• [SET PROBLEM] In the records that follow, locate every line with "التي" and extract it.

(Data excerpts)

--------------------------------

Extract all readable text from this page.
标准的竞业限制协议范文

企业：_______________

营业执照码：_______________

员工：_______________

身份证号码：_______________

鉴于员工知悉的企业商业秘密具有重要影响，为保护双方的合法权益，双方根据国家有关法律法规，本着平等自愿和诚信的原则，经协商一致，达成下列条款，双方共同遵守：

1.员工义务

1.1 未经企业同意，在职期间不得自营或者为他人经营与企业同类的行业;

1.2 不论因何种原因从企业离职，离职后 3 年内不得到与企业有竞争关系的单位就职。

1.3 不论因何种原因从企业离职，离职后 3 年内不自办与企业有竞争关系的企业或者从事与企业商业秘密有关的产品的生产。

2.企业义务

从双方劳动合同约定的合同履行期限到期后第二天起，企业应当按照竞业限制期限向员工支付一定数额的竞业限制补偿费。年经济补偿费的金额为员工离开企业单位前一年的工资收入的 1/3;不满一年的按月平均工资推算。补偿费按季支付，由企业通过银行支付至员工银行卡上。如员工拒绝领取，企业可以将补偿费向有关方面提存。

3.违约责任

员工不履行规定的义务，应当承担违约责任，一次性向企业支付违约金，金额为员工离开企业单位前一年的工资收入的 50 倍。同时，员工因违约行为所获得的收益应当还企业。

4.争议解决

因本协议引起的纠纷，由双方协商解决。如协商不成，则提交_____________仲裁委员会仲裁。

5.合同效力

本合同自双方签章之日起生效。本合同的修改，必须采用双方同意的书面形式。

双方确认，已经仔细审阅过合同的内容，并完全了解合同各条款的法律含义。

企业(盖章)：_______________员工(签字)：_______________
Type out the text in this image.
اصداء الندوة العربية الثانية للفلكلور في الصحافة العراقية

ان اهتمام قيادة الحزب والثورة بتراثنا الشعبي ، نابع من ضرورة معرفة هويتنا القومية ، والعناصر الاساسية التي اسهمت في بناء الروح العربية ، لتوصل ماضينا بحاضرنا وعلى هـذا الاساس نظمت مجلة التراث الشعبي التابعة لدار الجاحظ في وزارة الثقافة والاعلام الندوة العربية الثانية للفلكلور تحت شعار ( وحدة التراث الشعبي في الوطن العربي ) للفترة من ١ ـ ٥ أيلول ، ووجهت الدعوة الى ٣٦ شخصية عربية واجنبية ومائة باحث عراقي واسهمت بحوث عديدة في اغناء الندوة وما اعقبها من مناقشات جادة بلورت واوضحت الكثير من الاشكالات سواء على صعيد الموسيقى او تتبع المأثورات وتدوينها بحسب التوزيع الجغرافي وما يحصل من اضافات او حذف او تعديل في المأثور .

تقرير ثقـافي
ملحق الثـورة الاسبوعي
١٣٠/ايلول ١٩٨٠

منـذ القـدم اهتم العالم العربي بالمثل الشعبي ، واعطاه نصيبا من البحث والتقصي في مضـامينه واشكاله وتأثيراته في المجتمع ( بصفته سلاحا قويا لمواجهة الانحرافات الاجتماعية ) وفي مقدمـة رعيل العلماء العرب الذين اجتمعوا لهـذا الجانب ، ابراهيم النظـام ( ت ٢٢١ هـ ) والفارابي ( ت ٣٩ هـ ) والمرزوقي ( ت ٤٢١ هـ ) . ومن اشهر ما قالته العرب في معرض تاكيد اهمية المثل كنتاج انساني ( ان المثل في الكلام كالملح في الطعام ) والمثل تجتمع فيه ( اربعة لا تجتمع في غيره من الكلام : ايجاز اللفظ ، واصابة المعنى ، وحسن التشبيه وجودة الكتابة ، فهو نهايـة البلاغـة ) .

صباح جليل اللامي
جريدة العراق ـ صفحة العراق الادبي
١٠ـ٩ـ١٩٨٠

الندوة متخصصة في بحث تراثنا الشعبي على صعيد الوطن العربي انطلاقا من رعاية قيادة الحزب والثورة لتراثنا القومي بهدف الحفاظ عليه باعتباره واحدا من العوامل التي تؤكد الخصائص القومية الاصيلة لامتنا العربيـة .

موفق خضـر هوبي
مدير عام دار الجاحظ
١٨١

--------------------------------

• [REPLY TO THE TASK]
ان اهتمام قيادة الحزب والثورة بتراثنا الشعبي ، نابع من ضرورة معرفة هويتنا القومية ، والعناصر الاساسية التي اسهمت في بناء الروح العربية ، لتوصل ماضينا بحاضرنا وعلى هـذا الاساس نظمت مجلة التراث الشعبي التابعة لدار الجاحظ في وزارة الثقافة والاعلام الندوة العربية الثانية للفلكلور تحت شعار ( وحدة التراث الشعبي في الوطن العربي ) للفترة من ١ ـ ٥ أيلول ، ووجهت الدعوة الى ٣٦ شخصية عربية واجنبية ومائة باحث عراقي واسهمت بحوث عديدة في اغناء الندوة وما اعقبها من مناقشات جادة بلورت واوضحت الكثير من الاشكالات سواء على صعيد الموسيقى او تتبع المأثورات وتدوينها بحسب التوزيع الجغرافي وما يحصل من اضافات او حذف او تعديل في المأثور .
الندوة متخصصة في بحث تراثنا الشعبي على صعيد الوطن العربي انطلاقا من رعاية قيادة الحزب والثورة لتراثنا القومي بهدف الحفاظ عليه باعتباره واحدا من العوامل التي تؤكد الخصائص القومية الاصيلة لامتنا العربيـة .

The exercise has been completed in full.